§ **EXERCISE BRIEF**:
Scan the entries below. List each line with "what".

§ **DATASET RECORDS**:
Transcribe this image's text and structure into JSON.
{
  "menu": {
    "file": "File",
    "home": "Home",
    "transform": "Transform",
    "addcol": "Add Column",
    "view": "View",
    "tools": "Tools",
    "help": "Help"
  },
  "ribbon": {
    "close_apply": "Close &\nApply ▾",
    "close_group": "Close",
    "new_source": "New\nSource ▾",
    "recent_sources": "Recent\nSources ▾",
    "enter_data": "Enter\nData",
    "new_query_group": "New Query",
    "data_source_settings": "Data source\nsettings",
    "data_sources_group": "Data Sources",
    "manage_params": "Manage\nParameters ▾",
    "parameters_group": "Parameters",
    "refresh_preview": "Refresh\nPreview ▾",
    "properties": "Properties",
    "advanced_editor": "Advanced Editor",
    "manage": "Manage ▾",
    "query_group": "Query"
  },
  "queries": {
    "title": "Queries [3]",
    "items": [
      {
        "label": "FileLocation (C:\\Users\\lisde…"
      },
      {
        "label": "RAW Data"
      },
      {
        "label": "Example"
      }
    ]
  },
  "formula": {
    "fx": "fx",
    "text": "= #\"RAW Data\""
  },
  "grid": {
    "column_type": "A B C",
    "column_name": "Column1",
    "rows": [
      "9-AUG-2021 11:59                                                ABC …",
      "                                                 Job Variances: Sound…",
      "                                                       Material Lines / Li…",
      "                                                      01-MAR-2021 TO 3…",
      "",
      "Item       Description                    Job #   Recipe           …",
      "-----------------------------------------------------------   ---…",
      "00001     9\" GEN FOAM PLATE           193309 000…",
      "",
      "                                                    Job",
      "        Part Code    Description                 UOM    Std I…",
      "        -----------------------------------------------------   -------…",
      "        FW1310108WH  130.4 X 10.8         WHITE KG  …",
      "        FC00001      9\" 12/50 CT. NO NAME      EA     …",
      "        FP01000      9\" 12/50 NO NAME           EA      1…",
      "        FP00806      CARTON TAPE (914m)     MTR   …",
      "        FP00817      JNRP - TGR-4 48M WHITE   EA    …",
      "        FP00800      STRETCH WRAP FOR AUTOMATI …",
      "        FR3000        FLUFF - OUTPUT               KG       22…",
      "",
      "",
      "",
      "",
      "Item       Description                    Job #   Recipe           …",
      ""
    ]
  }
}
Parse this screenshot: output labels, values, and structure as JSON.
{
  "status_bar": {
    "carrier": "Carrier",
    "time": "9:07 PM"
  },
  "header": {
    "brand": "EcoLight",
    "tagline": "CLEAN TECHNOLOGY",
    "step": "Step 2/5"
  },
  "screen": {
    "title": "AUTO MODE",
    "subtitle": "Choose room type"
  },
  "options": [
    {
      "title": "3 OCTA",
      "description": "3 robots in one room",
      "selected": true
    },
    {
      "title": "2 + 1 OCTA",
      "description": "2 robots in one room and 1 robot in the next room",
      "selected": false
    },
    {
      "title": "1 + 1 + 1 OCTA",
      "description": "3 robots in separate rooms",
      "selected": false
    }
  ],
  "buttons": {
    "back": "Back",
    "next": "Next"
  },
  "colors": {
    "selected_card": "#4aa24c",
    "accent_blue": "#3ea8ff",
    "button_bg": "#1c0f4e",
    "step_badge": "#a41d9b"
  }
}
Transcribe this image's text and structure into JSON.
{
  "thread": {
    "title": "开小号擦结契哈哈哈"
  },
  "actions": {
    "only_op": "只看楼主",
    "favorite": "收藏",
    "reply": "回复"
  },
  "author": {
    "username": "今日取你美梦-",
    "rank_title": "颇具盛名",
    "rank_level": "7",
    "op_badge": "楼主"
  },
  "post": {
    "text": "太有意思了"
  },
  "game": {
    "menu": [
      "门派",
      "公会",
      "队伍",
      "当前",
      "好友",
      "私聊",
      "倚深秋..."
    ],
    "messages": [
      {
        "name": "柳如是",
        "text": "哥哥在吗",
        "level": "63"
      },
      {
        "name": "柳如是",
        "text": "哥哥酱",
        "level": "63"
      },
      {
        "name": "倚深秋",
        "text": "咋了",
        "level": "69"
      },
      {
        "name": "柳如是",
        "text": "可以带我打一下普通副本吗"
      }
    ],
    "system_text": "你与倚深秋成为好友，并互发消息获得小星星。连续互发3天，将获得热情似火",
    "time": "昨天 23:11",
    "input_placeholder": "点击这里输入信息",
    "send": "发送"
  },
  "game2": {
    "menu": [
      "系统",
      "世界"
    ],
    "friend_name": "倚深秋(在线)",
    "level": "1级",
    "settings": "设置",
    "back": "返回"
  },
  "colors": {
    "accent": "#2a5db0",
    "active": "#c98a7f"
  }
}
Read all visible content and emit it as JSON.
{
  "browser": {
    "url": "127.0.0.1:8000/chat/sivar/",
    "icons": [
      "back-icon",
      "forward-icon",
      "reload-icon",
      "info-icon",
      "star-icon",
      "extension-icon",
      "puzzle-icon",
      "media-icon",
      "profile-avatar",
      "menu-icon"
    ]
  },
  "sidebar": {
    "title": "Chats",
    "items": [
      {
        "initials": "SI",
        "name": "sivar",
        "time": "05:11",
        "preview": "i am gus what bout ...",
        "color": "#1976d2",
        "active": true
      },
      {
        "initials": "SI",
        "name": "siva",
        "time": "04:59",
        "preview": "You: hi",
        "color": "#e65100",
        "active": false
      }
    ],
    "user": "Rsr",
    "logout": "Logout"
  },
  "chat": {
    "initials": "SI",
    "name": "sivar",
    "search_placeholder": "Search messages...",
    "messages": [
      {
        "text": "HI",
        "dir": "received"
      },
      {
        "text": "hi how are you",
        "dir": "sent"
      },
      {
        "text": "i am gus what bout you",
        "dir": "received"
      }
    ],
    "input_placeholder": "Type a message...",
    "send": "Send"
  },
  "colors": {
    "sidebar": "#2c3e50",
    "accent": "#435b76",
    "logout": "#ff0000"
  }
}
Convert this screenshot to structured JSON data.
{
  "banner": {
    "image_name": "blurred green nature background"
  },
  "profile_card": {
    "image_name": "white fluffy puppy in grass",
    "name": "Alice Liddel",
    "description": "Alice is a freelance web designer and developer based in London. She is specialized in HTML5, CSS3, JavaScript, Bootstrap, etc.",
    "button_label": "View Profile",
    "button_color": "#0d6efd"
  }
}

§ **FINAL RESULT**:
        "preview": "i am gus what bout ...",
        "text": "i am gus what bout you",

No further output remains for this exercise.